◆ **GIVEN INSTRUCTION 1**
From the chronology of British military aviation in 1955, list every country the text names as an original signatory of the South-East Asia Treaty.

British Military Aviation in 1955

1 January
In an effort to strengthen the position of the Ministry of Defence in
relation to that of the individual Service Ministries, the Prime Minister,
Sir Anthony Eden, creates the post of Chairman of the Chiefs of Staff
Committee to act as the military advisor to the Minister of Defence. The
first incumbent of this post was Marshal of the Royal Air Force Sir William
Dickson, who became Chairman on relinquishing the post of Chief of the
Air Staff.

1 January
The first of the ‘V-bomber’ squadron, No.138 Squadron, is authorised for
formation at RAF Gaydon. The squadron had a unit establishment of eight
Vickers Valiant B1s. The first Valiant was collected from the manufacturer’s
airfield at Wisley and flown to Gaydon by the squadron commander, Wing
Commander R.G.W. Oakley, on 8 January.

23 January
Following reports of a Saudi Arabian group entering northern Dhofar, Vickers
Valettas and Avro Lincolns mount a series of reconnaissance sorties, but
find nothing. The operation was terminated in May.

17 February
The British Government’s Statement on Defence 1955 is published and announces
its decision to proceed with developing and producing thermonuclear weapons.

19 February
The South-East Asia Treaty Organisation is established on this date. Original
signatories of the Treaty included the United Kingdom, Australia, France,
New Zealand, Pakistan, the Philippines, Thailand and the United States.

◆ **GIVEN INSTRUCTION 2**
Recast the records as a Markdown table with the columns Number and Record line. Start with the line containing "lightbulb-icon[interactable] (143, 172, 163, 197)" and go on through the line containing "159, 1287, 200)", and leave out blank lines.

◆ **MATERIAL SUPPLIED**

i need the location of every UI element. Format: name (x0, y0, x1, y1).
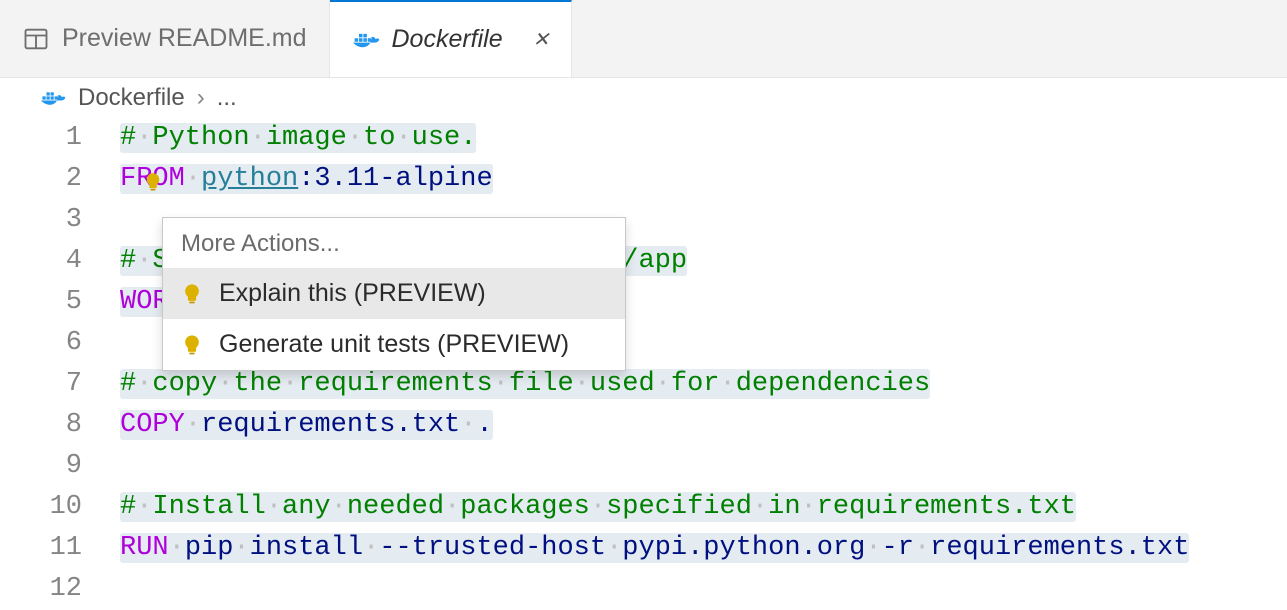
lightbulb-icon[interactable] (143, 172, 163, 197)
docker-icon (40, 88, 66, 108)
lightbulb-icon (181, 283, 203, 305)
menu-item-generate-tests[interactable]: Generate unit tests (PREVIEW) (163, 319, 625, 370)
code-content[interactable]: FROM·python:3.11-alpine (120, 159, 493, 200)
line-number: 3 (0, 200, 120, 241)
menu-item-label: Generate unit tests (PREVIEW) (219, 330, 569, 359)
line-number: 10 (0, 487, 120, 528)
code-line[interactable]: 11RUN·pip·install·--trusted-host·pypi.py… (0, 528, 1287, 569)
line-number: 8 (0, 405, 120, 446)
lightbulb-icon (181, 334, 203, 356)
menu-header: More Actions... (163, 218, 625, 268)
code-line[interactable]: 8COPY·requirements.txt·. (0, 405, 1287, 446)
code-content[interactable]: RUN·pip·install·--trusted-host·pypi.pyth… (120, 528, 1189, 569)
code-line[interactable]: 12 (0, 569, 1287, 610)
code-content[interactable]: COPY·requirements.txt·. (120, 405, 493, 446)
code-line[interactable]: 9 (0, 446, 1287, 487)
tab-label: Preview README.md (62, 24, 307, 53)
code-line[interactable]: 1#·Python·image·to·use. (0, 118, 1287, 159)
line-number: 9 (0, 446, 120, 487)
code-line[interactable]: 2FROM·python:3.11-alpine (0, 159, 1287, 200)
preview-icon (22, 25, 50, 53)
menu-item-label: Explain this (PREVIEW) (219, 279, 486, 308)
code-content[interactable]: #·Python·image·to·use. (120, 118, 476, 159)
line-number: 11 (0, 528, 120, 569)
tab-bar: Preview README.md Dockerfile ✕ (0, 0, 1287, 78)
docker-icon (352, 29, 380, 51)
code-content[interactable]: #·Install·any·needed·packages·specified·… (120, 487, 1076, 528)
line-number: 6 (0, 323, 120, 364)
breadcrumb: Dockerfile › ... (0, 78, 1287, 118)
menu-item-explain[interactable]: Explain this (PREVIEW) (163, 268, 625, 319)
breadcrumb-rest[interactable]: ... (217, 84, 237, 112)
code-action-menu: More Actions... Explain this (PREVIEW) G… (162, 217, 626, 371)
breadcrumb-file[interactable]: Dockerfile (78, 84, 185, 112)
line-number: 5 (0, 282, 120, 323)
tab-label: Dockerfile (392, 25, 503, 54)
tab-dockerfile[interactable]: Dockerfile ✕ (330, 0, 573, 77)
chevron-right-icon: › (197, 84, 205, 112)
tab-preview-readme[interactable]: Preview README.md (0, 0, 330, 77)
line-number: 2 (0, 159, 120, 200)
line-number: 12 (0, 569, 120, 610)
line-number: 4 (0, 241, 120, 282)
line-number: 1 (0, 118, 120, 159)
code-line[interactable]: 10#·Install·any·needed·packages·specifie… (0, 487, 1287, 528)
close-icon[interactable]: ✕ (533, 27, 550, 52)
line-number: 7 (0, 364, 120, 405)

◆ **EXPECTED OUTPUT 1**
- United Kingdom
- Australia
- France
- New Zealand
- Pakistan
- the Philippines
- Thailand
- United States

◆ **EXPECTED OUTPUT 2**
| Number | Record line |
|---|---|
| 1 | lightbulb-icon[interactable] (143, 172, 163, 197) |
| 2 | docker-icon (40, 88, 66, 108) |
| 3 | lightbulb-icon (181, 283, 203, 305) |
| 4 | menu-item-generate-tests[interactable]: Generate unit tests (PREVIEW) (163, 319, 625, 370) |
| 5 | code-content[interactable]: FROM·python:3.11-alpine (120, 159, 493, 200) |
| 6 | line-number: 3 (0, 200, 120, 241) |
| 7 | menu-item-label: Generate unit tests (PREVIEW) (219, 330, 569, 359) |
| 8 | line-number: 10 (0, 487, 120, 528) |
| 9 | code-line[interactable]: 11RUN·pip·install·--trusted-host·pypi.py… (0, 528, 1287, 569) |
| 10 | line-number: 8 (0, 405, 120, 446) |
| 11 | lightbulb-icon (181, 334, 203, 356) |
| 12 | menu-header: More Actions... (163, 218, 625, 268) |
| 13 | code-line[interactable]: 8COPY·requirements.txt·. (0, 405, 1287, 446) |
| 14 | code-content[interactable]: RUN·pip·install·--trusted-host·pypi.pyth… (120, 528, 1189, 569) |
| 15 | code-line[interactable]: 12 (0, 569, 1287, 610) |
| 16 | code-content[interactable]: COPY·requirements.txt·. (120, 405, 493, 446) |
| 17 | code-line[interactable]: 9 (0, 446, 1287, 487) |
| 18 | tab-label: Preview README.md (62, 24, 307, 53) |
| 19 | code-line[interactable]: 1#·Python·image·to·use. (0, 118, 1287, 159) |
| 20 | line-number: 9 (0, 446, 120, 487) |
| 21 | code-line[interactable]: 2FROM·python:3.11-alpine (0, 159, 1287, 200) |